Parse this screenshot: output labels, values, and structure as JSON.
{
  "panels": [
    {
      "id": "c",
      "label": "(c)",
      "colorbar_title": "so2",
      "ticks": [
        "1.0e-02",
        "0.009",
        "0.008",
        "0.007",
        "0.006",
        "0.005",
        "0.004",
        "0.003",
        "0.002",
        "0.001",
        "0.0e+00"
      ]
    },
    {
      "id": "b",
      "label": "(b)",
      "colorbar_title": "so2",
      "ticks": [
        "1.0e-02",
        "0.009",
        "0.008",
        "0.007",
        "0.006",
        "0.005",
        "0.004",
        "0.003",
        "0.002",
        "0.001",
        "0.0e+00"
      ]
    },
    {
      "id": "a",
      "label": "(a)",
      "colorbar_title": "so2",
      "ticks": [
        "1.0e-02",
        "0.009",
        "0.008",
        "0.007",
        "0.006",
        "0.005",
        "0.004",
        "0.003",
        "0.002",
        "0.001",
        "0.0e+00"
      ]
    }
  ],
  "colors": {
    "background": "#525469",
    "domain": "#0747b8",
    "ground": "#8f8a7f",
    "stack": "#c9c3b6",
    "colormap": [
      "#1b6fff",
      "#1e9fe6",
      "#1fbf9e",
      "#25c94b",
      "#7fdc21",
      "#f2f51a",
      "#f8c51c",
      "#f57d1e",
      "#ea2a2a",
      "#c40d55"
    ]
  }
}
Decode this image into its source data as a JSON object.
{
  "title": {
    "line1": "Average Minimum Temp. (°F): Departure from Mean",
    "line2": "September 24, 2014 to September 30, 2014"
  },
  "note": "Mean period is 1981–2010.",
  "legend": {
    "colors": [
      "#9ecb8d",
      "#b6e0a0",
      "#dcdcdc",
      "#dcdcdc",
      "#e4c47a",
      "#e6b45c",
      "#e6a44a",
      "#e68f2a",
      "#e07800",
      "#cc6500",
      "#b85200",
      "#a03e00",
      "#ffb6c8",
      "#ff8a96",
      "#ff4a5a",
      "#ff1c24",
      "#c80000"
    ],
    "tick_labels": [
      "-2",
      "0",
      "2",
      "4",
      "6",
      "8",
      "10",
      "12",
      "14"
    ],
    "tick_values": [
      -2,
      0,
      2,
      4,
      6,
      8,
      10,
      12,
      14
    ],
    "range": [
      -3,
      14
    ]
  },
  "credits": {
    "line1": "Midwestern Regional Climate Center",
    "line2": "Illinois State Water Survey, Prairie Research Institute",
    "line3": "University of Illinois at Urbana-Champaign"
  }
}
────────
=== Problem description ===
Go through the data and gather every line that holds "this".

=== The answer ===
Parse this screenshot: output labels, values, and structure as JSON.
Decode this image into its source data as a JSON object.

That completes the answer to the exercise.